- _Problem details_: Single out each line with the word "SECONDO" and copy it.

- _Source data_:

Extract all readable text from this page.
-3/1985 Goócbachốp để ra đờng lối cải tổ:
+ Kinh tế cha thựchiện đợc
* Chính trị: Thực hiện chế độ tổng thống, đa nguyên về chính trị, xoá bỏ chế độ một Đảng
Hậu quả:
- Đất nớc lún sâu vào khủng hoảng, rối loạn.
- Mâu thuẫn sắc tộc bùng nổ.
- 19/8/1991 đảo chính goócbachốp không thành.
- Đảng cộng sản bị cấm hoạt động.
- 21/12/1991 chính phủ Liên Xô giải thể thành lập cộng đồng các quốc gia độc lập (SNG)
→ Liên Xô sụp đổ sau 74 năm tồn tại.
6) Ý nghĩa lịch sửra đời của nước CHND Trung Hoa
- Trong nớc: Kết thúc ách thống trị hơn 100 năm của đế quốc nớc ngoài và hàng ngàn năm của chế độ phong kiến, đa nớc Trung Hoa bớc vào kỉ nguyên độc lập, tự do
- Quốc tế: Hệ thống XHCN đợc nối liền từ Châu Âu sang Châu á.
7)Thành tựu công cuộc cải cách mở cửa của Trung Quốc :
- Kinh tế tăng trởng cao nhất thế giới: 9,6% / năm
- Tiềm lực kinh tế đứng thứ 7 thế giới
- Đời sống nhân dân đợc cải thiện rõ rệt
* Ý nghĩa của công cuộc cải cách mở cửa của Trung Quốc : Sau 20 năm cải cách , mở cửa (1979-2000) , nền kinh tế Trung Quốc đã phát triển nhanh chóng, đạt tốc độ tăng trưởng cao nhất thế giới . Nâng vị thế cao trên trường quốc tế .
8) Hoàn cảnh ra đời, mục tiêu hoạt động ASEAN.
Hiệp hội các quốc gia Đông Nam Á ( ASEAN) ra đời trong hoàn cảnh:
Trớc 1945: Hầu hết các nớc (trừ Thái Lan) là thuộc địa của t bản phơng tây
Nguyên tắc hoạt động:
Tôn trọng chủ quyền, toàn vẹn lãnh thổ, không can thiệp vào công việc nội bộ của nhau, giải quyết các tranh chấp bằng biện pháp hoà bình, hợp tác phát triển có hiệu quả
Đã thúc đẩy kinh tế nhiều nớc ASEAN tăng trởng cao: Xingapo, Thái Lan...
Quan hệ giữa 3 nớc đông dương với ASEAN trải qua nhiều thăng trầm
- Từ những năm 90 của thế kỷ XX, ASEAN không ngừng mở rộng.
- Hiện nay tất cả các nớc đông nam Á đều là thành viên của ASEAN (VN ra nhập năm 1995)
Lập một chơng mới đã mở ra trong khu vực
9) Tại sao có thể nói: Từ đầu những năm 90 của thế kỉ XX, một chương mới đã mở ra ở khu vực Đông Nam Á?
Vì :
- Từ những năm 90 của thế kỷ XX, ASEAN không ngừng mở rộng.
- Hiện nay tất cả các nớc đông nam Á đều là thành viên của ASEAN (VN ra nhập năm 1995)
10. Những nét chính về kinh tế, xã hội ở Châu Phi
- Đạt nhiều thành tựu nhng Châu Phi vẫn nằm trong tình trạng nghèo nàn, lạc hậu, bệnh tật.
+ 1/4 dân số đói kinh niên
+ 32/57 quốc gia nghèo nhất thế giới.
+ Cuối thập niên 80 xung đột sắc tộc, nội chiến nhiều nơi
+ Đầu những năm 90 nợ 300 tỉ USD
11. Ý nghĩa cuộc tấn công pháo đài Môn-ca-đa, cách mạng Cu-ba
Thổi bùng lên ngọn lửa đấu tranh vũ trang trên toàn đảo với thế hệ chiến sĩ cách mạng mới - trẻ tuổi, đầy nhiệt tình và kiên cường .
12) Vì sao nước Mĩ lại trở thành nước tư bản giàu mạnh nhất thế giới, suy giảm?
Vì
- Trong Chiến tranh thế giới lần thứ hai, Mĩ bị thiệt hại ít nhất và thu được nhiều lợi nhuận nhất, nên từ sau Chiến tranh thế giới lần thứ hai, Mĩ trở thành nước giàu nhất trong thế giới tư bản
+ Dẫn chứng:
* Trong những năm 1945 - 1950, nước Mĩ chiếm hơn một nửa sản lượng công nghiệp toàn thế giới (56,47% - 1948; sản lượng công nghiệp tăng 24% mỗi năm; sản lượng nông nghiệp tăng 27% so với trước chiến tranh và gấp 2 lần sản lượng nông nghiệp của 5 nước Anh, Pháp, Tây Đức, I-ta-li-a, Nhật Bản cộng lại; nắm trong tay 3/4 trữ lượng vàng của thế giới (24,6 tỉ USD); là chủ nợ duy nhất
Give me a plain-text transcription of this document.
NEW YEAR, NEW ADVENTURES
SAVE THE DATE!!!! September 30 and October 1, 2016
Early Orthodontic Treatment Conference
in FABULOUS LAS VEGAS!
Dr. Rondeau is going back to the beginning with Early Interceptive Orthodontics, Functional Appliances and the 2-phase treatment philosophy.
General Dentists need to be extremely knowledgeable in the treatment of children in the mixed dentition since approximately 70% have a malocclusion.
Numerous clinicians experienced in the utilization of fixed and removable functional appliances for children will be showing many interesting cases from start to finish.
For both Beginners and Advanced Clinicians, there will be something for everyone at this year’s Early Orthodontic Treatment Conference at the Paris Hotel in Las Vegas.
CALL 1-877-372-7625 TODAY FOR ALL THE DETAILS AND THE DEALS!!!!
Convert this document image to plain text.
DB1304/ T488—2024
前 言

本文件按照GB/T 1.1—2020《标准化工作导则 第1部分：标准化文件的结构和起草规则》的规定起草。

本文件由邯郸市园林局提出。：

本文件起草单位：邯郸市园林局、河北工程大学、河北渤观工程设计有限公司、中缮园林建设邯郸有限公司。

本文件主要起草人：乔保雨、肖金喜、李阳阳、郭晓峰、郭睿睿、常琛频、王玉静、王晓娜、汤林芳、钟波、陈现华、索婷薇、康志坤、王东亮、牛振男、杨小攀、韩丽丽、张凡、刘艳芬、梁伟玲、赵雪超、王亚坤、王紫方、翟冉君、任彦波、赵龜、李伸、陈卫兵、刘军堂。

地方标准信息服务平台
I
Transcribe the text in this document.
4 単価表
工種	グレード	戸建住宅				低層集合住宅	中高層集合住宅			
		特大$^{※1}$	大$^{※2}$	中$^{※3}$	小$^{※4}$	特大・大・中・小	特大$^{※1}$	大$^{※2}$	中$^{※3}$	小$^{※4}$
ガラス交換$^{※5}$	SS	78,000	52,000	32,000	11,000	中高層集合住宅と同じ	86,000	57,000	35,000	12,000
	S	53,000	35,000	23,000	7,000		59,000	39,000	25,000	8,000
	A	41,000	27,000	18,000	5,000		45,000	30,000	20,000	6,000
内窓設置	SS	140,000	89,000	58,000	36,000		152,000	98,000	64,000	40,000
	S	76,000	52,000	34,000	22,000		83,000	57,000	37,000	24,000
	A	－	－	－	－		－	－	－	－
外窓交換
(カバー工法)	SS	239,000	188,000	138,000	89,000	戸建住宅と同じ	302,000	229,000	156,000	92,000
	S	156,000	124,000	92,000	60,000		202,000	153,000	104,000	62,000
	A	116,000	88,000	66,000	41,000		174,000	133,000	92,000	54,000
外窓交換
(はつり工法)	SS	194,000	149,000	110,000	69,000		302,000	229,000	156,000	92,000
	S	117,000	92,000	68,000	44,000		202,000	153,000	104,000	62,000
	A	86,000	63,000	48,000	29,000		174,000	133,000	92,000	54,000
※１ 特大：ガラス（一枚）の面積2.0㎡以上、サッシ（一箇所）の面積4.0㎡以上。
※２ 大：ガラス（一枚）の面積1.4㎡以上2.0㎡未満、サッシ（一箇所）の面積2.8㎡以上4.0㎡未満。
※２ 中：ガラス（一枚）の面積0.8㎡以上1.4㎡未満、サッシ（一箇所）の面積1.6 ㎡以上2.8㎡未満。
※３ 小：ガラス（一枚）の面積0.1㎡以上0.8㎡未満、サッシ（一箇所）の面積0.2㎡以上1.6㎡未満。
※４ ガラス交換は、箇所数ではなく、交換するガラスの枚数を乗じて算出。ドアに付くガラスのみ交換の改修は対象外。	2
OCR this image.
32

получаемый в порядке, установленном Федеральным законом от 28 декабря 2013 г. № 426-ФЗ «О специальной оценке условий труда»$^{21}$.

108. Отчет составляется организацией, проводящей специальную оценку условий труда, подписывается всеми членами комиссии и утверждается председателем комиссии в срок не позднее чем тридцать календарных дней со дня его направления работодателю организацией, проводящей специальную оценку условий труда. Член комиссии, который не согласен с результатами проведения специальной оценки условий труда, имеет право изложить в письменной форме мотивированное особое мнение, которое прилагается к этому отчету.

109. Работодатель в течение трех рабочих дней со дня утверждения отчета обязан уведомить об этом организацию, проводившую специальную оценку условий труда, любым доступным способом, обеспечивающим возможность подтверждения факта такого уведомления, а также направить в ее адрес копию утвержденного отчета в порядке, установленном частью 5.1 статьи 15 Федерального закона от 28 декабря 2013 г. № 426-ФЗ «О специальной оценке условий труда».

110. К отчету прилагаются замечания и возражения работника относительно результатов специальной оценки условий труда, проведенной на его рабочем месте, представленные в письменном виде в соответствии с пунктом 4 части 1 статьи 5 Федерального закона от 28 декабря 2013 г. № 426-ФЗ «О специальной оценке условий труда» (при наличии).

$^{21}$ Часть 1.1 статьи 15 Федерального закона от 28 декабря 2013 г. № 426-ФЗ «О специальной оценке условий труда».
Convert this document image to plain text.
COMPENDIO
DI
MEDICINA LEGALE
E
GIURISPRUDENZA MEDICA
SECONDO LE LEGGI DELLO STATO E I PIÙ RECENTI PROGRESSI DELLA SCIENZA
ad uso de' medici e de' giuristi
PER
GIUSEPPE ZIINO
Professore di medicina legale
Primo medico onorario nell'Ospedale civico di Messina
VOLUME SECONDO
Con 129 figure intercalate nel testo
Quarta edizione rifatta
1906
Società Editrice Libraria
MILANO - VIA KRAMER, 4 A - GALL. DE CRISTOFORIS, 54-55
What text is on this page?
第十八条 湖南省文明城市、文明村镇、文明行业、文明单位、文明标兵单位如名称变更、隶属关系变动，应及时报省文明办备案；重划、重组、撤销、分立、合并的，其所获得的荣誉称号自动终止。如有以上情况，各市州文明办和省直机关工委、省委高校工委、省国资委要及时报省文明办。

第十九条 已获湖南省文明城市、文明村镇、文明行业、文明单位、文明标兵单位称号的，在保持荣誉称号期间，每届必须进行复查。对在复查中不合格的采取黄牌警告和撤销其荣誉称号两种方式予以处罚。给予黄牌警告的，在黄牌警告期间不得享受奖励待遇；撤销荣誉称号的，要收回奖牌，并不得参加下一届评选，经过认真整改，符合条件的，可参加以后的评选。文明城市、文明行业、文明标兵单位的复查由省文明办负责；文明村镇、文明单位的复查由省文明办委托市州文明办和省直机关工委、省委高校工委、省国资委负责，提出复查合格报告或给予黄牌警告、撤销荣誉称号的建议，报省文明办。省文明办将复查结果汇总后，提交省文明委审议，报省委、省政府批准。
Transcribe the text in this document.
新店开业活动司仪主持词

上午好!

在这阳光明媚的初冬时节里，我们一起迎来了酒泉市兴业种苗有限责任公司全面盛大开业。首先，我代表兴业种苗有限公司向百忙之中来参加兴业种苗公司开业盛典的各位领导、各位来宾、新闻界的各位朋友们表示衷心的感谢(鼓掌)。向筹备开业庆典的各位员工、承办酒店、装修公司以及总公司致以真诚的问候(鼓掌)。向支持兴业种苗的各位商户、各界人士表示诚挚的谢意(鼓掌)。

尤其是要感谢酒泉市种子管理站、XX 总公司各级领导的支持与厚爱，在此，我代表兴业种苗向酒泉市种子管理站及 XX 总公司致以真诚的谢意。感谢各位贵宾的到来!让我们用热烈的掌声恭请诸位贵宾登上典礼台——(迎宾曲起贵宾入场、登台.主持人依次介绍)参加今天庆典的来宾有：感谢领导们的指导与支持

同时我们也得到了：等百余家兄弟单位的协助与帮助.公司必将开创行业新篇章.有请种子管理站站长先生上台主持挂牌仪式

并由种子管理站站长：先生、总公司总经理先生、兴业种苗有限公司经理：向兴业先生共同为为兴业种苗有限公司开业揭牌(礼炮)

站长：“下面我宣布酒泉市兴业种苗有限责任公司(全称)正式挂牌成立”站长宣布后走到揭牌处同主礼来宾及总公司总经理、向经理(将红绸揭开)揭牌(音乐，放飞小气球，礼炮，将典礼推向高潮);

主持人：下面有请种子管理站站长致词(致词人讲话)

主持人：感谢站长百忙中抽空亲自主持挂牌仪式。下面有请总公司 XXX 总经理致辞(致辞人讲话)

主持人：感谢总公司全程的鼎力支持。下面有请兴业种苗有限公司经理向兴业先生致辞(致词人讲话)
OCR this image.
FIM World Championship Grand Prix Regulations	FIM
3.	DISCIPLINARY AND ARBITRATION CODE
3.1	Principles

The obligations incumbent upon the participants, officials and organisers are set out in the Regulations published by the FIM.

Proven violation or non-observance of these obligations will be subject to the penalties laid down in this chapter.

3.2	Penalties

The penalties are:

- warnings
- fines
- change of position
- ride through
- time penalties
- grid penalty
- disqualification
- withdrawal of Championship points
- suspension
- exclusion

- _Completed exercise_:
SECONDO LE LEGGI DELLO STATO E I PIÙ RECENTI PROGRESSI DELLA SCIENZA
VOLUME SECONDO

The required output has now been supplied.